Seitenauszug:
========

Memo/Essay > Aus dem Notizbuch



Markus Hallinger



Die Cantos – „Lied der Globalisierung“ (Tom Peuckert, DLR Lyriksommer) - lautete eine Überschrift in der Lyrikzeitung am 11.7.14.


Über die Pisaner Cantos nachdenken



                                                                        Odysseus
mein Familienname
                                Pisaner Cantos (7)



Die Cantos – ein Lied der Globalisierung – ….
Ich mag solche Begriffe und Verkürzungen nicht, die der Politik oder dem „Wirtschaftsleben“ entnommen sind. Das sind Herrschaftsbegriffe von den Merkels und Obamas dieser Welt belegt, womöglich erfunden, um eine Tüte zu füllen, die die Aufschrift trägt: Alternativlos.
Man kann das Wort Globalisierung nicht benutzen, ohne eben diese Merkels und Obamas mitzudenken.


In Tom Peuckerts Radiosendung
¹ dagegen heißt es:

„Ein Großgedicht, das alle kulturellen Grenzen - der Sprachen, der Religionen, der sozialen Institutionen - kraftvoll überwindet, und damit zu einem Akt der kulturellen Globalisierung wird - noch bevor die kapitalistische Ökonomie das Leben aller Menschen auf dem Planeten gleichzuschalten beginnt.“














Ezra Pound


Klar doch. Tom Peuckert nutzt den Ausdruck in einem anderen Sinn.
Er meint allumfassend.
Und natürlich ist der Gegensatz gemeint zwischen dem „globalisierten“ Bewusstsein Pounds und dem, was wir heute als Globalisierung bezeichnen und was für viele mehr ein Schreckenswort ist, eine Drohung und kein Versprechen, wie es uns die Eliten aus Politik und Wirtschaft einreden wollen, auf ein Leben in größerem Wohlstand für alle.

========

Angezeigte Informationen:
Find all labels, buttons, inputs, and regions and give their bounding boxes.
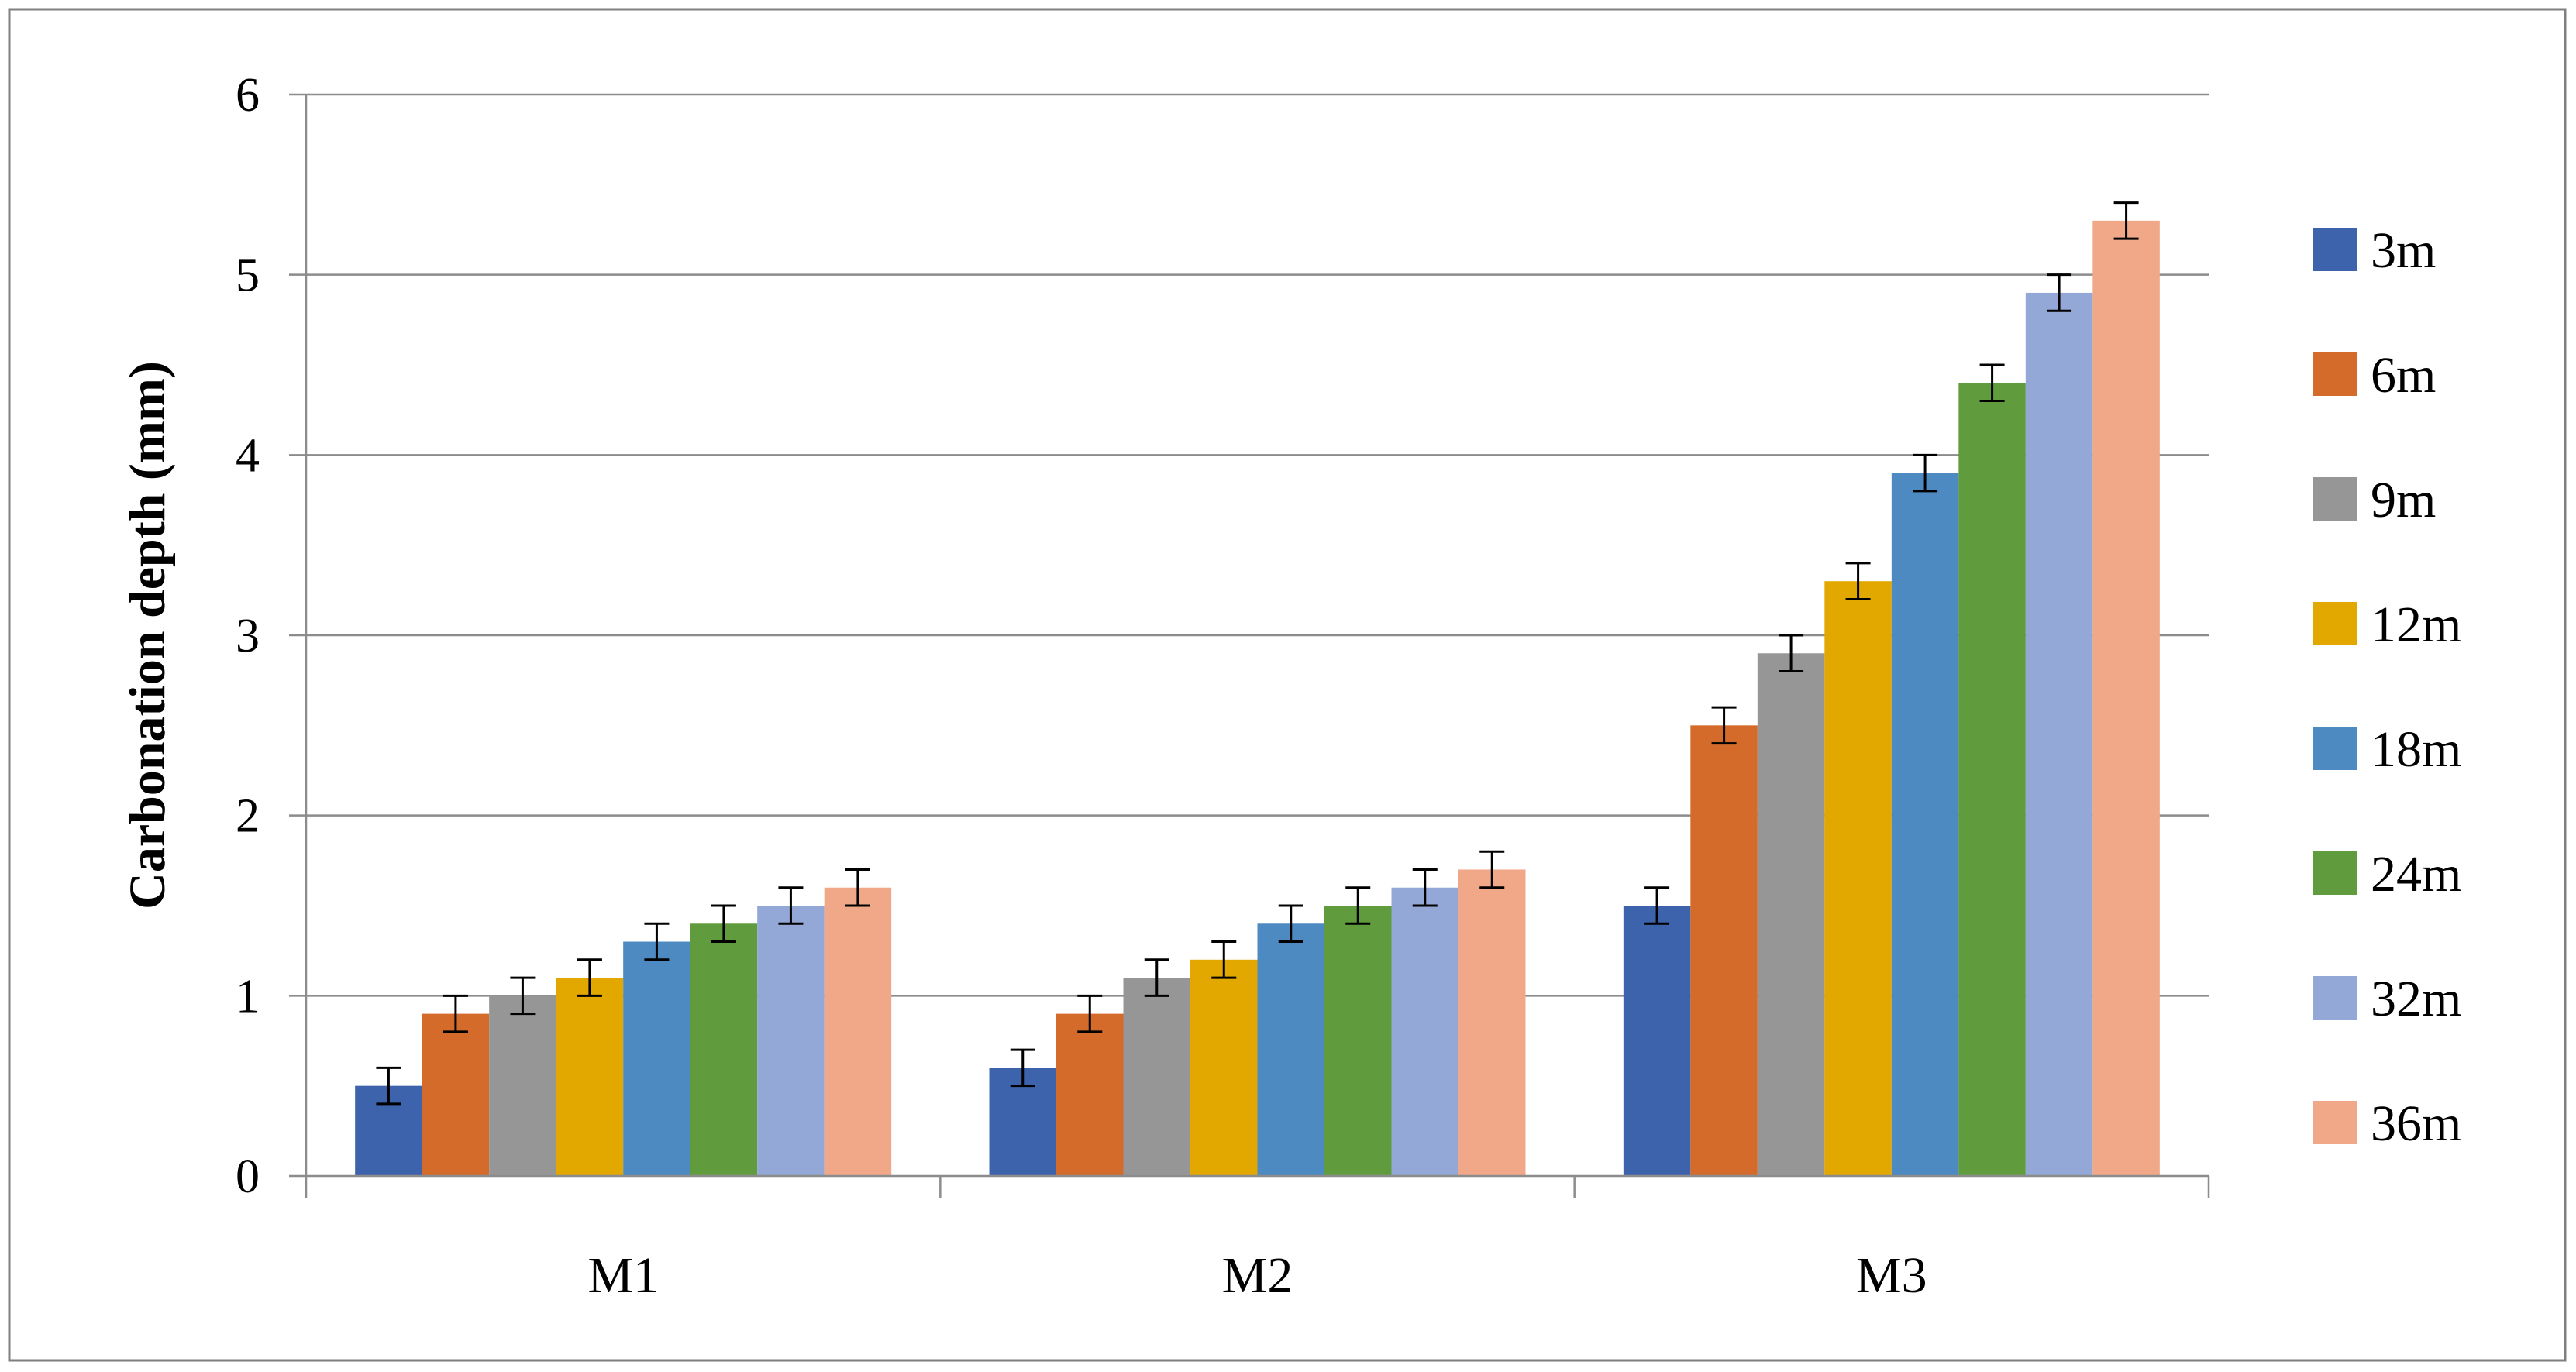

========

Führe den Notizbuchtext über Pounds Pisaner Cantos nach seinem letzten Satz weiter.

Unabwendbar stecken wir in einer Ausweitung unseres gesamten Lebensgefüges, was da Globalisierung heißt. Kein Handeln, kein Denken ist mehr möglich, ohne dass die Wirkung bis in den hintersten Winkel der Welt reicht, oder andersherum: Was in Lappland oder Nord Korea erdacht wird, betrifft auch mich. Und sei es, dass mich die Nachricht über Twitter aus einem Gefängnis oder einer Jurte erreicht, mich so angeht, also mich etwas angeht. Der Bauernspruch: „Was interessiert es mich, wenn in China ein Sack Reis umfällt...“ zeugt nur noch von der Beschränktheit des bäuerlichen Bewusstseins, -  der Sack Reis steht längst vor der Haustür.
Wir sind mit allem und jedem verflochten, und scheinen nicht in der Lage, Ordnung in dieses Flechtwerk bringen zu können. Vergleiche, die herangezogen werden, wie Netze oder Bienenstaat, sollen eine Möglichkeit schaffen, uns darin zu denken, schaffen jedoch gleichzeitig eine Totalität, in der der Einzelne unterzugehen droht.

Folgerichtig sind somit die NSA-Praktiken oder die EU-Griechenlandpolitik, um nur 2 Beispiele zu nennen: Der Einzelne ist ohne Belang, auf die Gesamtheit kommt es an. Es wird so getan, als gäbe es ein globales Gesamtinteresse, und wir sollten uns glücklich schätzen, daran Anteil haben zu dürfen, und sei es nur dadurch, dass wir Hartz4 beziehen oder als Leiharbeiter herumgereicht werden. Das sind die verbliebenen Reste der Aufklärung und Emanzipation. Verdammter Kant!
Verschwörungstheorien? – Um Pound mitzudenken: Die Gier hat alles gefressen… die Globalisierung…, - in der die Techniken der Kunst angewendet werden, um Marktanteile und Börsenwerte zu vergrößern.

Die ungeheure Tragik des Traums im krummen
Rücken des Bauern


So lautet der erste Satz in den Pisaner Cantos.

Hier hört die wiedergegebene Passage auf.